Job ▸
Pick every line from the data that holds the word "Epochs".

==== Data listing

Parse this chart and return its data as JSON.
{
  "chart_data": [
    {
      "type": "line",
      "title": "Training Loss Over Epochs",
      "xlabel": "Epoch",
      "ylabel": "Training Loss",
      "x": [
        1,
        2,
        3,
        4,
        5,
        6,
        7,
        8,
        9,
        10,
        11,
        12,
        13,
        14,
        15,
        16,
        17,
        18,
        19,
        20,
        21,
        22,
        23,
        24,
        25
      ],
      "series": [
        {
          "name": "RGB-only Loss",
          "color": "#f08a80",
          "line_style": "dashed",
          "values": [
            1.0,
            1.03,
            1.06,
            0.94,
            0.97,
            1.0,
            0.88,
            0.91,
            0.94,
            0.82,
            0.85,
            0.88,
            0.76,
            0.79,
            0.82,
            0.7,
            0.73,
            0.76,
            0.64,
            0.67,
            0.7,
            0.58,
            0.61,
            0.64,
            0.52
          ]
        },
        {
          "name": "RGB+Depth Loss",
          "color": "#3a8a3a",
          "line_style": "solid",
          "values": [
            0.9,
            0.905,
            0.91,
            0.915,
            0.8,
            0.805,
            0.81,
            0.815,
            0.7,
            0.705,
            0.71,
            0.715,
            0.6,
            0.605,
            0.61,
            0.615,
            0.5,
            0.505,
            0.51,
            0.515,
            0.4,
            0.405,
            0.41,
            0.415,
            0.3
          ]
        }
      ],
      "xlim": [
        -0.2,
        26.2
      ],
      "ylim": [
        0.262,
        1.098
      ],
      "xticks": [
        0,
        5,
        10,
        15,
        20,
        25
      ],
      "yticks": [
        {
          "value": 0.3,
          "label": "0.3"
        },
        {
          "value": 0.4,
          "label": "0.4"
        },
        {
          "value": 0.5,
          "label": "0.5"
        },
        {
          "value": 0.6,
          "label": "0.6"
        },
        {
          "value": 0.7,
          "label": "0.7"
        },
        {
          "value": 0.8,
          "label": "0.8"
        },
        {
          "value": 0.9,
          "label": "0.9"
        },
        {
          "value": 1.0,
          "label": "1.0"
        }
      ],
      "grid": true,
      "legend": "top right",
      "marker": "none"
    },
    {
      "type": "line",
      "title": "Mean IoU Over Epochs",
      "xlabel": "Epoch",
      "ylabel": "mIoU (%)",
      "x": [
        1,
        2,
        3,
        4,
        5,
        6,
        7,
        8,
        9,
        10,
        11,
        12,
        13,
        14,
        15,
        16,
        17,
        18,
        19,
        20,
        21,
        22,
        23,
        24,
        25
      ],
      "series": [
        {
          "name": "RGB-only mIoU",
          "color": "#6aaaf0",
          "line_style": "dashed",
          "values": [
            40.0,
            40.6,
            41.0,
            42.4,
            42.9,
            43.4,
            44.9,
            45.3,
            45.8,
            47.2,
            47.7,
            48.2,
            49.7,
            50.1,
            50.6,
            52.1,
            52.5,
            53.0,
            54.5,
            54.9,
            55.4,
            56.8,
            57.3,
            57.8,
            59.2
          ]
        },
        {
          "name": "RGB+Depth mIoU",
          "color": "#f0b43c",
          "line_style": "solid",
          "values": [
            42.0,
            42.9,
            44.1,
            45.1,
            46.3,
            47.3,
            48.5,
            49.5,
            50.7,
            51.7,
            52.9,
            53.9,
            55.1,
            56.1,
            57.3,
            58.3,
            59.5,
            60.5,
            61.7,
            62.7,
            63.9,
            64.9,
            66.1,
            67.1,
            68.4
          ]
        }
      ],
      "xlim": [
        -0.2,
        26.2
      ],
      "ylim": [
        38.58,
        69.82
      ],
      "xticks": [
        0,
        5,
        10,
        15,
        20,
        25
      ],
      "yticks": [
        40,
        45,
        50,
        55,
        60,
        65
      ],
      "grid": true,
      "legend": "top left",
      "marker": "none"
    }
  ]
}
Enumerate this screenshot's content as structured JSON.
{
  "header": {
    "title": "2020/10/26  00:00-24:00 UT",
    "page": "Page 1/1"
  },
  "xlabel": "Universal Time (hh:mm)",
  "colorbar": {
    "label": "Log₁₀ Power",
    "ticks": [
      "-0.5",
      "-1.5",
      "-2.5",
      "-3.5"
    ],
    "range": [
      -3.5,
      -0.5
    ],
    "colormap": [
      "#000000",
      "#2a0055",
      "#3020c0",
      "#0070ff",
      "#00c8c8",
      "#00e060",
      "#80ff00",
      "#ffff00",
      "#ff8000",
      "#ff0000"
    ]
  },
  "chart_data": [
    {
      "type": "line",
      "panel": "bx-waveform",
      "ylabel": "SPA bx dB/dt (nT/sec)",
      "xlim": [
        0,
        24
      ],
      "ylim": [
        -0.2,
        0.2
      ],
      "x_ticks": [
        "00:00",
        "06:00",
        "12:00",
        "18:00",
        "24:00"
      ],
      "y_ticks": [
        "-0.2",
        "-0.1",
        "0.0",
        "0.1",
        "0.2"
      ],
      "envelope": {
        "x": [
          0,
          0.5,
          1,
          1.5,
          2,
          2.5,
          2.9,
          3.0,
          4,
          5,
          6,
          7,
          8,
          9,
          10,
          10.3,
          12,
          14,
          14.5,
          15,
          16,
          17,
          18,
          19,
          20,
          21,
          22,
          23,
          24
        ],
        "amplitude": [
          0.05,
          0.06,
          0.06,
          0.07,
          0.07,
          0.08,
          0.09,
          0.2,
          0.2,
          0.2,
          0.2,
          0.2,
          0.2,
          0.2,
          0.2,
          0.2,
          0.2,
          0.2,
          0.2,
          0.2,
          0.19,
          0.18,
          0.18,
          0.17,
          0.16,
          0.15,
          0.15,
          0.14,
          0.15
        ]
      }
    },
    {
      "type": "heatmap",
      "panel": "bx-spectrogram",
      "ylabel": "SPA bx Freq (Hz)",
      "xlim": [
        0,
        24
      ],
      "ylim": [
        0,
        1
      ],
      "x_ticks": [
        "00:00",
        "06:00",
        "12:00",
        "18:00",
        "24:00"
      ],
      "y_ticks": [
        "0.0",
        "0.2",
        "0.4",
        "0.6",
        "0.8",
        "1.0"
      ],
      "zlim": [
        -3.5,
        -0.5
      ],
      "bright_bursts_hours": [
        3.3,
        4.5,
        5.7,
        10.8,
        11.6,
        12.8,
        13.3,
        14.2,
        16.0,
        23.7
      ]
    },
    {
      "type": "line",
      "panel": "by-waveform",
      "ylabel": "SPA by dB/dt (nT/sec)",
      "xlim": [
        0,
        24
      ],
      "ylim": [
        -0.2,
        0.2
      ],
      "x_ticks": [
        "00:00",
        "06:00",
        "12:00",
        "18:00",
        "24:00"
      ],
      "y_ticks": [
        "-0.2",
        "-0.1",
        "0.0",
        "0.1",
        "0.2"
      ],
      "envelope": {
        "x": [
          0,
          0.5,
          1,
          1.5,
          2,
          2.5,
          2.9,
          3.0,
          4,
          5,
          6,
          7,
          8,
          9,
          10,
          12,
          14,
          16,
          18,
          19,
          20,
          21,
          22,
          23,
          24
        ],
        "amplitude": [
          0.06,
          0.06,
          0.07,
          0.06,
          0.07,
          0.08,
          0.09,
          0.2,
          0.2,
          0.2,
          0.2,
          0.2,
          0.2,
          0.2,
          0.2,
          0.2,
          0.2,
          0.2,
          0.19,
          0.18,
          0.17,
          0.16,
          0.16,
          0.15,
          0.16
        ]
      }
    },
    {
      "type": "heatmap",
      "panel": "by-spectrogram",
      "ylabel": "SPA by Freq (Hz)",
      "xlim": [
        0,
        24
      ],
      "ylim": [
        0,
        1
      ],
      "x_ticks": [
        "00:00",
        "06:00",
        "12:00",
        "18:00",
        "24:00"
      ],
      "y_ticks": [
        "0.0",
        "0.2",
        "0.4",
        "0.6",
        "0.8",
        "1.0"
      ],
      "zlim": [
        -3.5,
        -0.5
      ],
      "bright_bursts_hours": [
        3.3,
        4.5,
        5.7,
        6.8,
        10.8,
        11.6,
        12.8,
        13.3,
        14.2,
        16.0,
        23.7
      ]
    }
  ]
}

========

Complete response ▸
      "title": "Training Loss Over Epochs",
      "title": "Mean IoU Over Epochs",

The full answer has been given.